**GIVEN REQUEST**
Pictures do not belong in your copy. Repeat all the other data exactly.

**EXERCISE DATA**
---*---

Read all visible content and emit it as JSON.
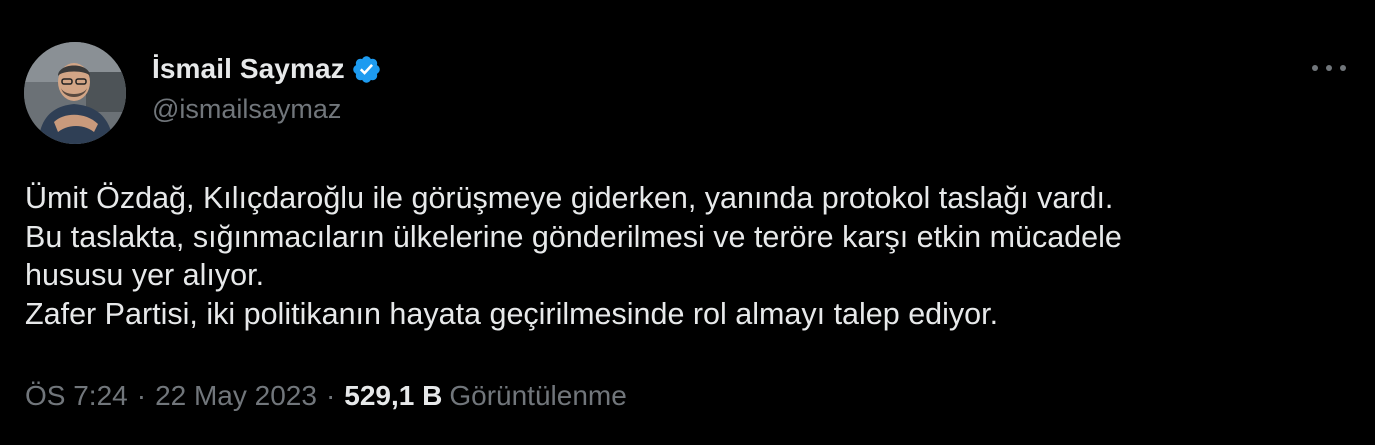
{
  "author": {
    "display_name": "İsmail Saymaz",
    "handle": "@ismailsaymaz",
    "verified": true
  },
  "tweet": {
    "lines": [
      "Ümit Özdağ, Kılıçdaroğlu ile görüşmeye giderken, yanında protokol taslağı vardı.",
      "Bu taslakta, sığınmacıların ülkelerine gönderilmesi ve teröre karşı etkin mücadele",
      "hususu yer alıyor.",
      "Zafer Partisi, iki politikanın hayata geçirilmesinde rol almayı talep ediyor."
    ]
  },
  "meta": {
    "time": "ÖS 7:24",
    "separator": "·",
    "date": "22 May 2023",
    "views_count": "529,1 B",
    "views_label": "Görüntülenme"
  },
  "icons": {
    "verified": "verified-badge-icon",
    "more": "more-options-icon"
  },
  "colors": {
    "background": "#000000",
    "primary_text": "#e7e9ea",
    "secondary_text": "#71767b",
    "verified_blue": "#1d9bf0"
  }
}
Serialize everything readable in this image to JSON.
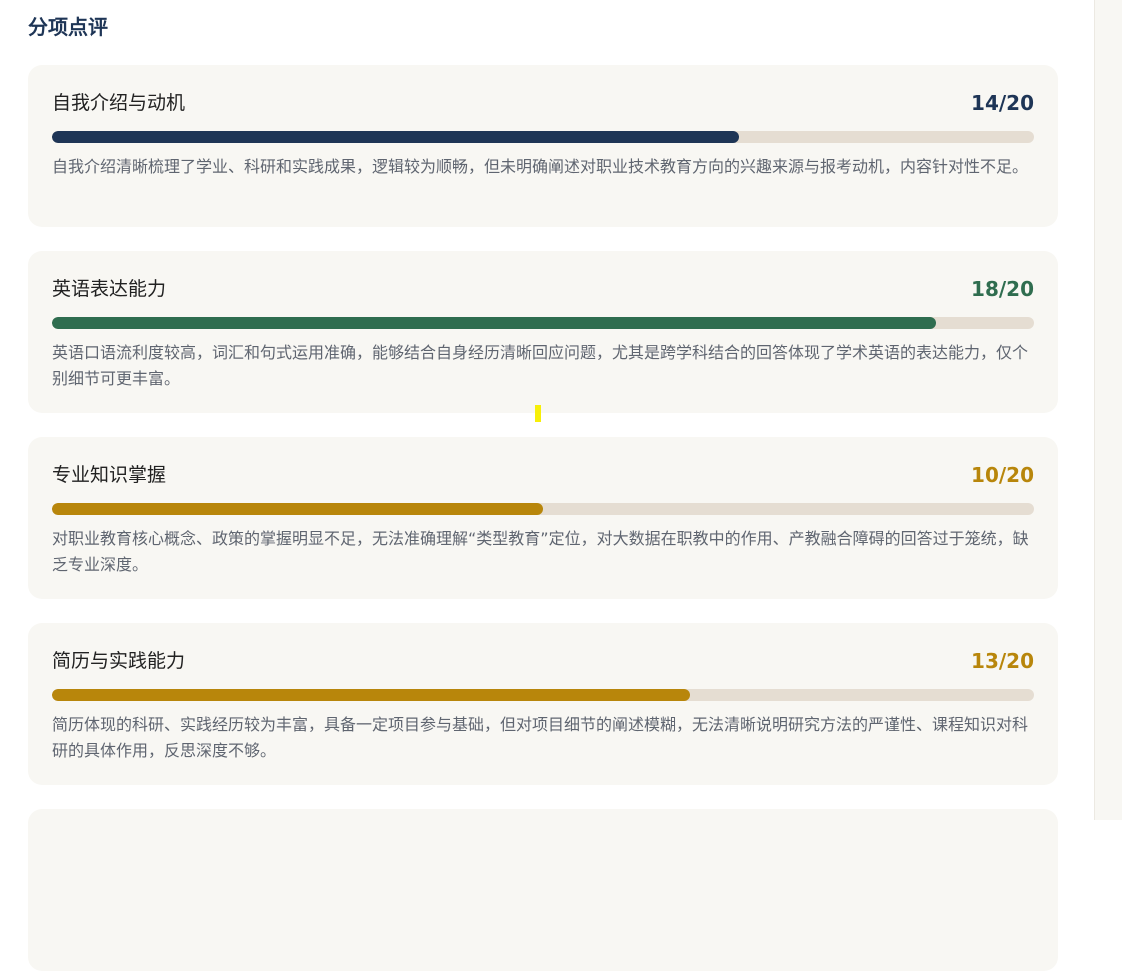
{
  "section": {
    "title": "分项点评"
  },
  "cards": [
    {
      "title": "自我介绍与动机",
      "score": "14/20",
      "value": 14,
      "max": 20,
      "color": "#1e3556",
      "comment": "自我介绍清晰梳理了学业、科研和实践成果，逻辑较为顺畅，但未明确阐述对职业技术教育方向的兴趣来源与报考动机，内容针对性不足。"
    },
    {
      "title": "英语表达能力",
      "score": "18/20",
      "value": 18,
      "max": 20,
      "color": "#2f6d4f",
      "comment": "英语口语流利度较高，词汇和句式运用准确，能够结合自身经历清晰回应问题，尤其是跨学科结合的回答体现了学术英语的表达能力，仅个别细节可更丰富。"
    },
    {
      "title": "专业知识掌握",
      "score": "10/20",
      "value": 10,
      "max": 20,
      "color": "#b8860b",
      "comment": "对职业教育核心概念、政策的掌握明显不足，无法准确理解“类型教育”定位，对大数据在职教中的作用、产教融合障碍的回答过于笼统，缺乏专业深度。"
    },
    {
      "title": "简历与实践能力",
      "score": "13/20",
      "value": 13,
      "max": 20,
      "color": "#b8860b",
      "comment": "简历体现的科研、实践经历较为丰富，具备一定项目参与基础，但对项目细节的阐述模糊，无法清晰说明研究方法的严谨性、课程知识对科研的具体作用，反思深度不够。"
    }
  ]
}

---*---

**ANSWER BELOW**
Read all visible content and emit it as JSON.
{
  "author": {
    "display_name": "İsmail Saymaz",
    "handle": "@ismailsaymaz",
    "verified": true
  },
  "tweet": {
    "lines": [
      "Ümit Özdağ, Kılıçdaroğlu ile görüşmeye giderken, yanında protokol taslağı vardı.",
      "Bu taslakta, sığınmacıların ülkelerine gönderilmesi ve teröre karşı etkin mücadele",
      "hususu yer alıyor.",
      "Zafer Partisi, iki politikanın hayata geçirilmesinde rol almayı talep ediyor."
    ]
  },
  "meta": {
    "time": "ÖS 7:24",
    "separator": "·",
    "date": "22 May 2023",
    "views_count": "529,1 B",
    "views_label": "Görüntülenme"
  },
  "icons": {
    "verified": "verified-badge-icon",
    "more": "more-options-icon"
  },
  "colors": {
    "background": "#000000",
    "primary_text": "#e7e9ea",
    "secondary_text": "#71767b",
    "verified_blue": "#1d9bf0"
  }
}
Serialize everything readable in this image to JSON.
{
  "section": {
    "title": "分项点评"
  },
  "cards": [
    {
      "title": "自我介绍与动机",
      "score": "14/20",
      "value": 14,
      "max": 20,
      "color": "#1e3556",
      "comment": "自我介绍清晰梳理了学业、科研和实践成果，逻辑较为顺畅，但未明确阐述对职业技术教育方向的兴趣来源与报考动机，内容针对性不足。"
    },
    {
      "title": "英语表达能力",
      "score": "18/20",
      "value": 18,
      "max": 20,
      "color": "#2f6d4f",
      "comment": "英语口语流利度较高，词汇和句式运用准确，能够结合自身经历清晰回应问题，尤其是跨学科结合的回答体现了学术英语的表达能力，仅个别细节可更丰富。"
    },
    {
      "title": "专业知识掌握",
      "score": "10/20",
      "value": 10,
      "max": 20,
      "color": "#b8860b",
      "comment": "对职业教育核心概念、政策的掌握明显不足，无法准确理解“类型教育”定位，对大数据在职教中的作用、产教融合障碍的回答过于笼统，缺乏专业深度。"
    },
    {
      "title": "简历与实践能力",
      "score": "13/20",
      "value": 13,
      "max": 20,
      "color": "#b8860b",
      "comment": "简历体现的科研、实践经历较为丰富，具备一定项目参与基础，但对项目细节的阐述模糊，无法清晰说明研究方法的严谨性、课程知识对科研的具体作用，反思深度不够。"
    }
  ]
}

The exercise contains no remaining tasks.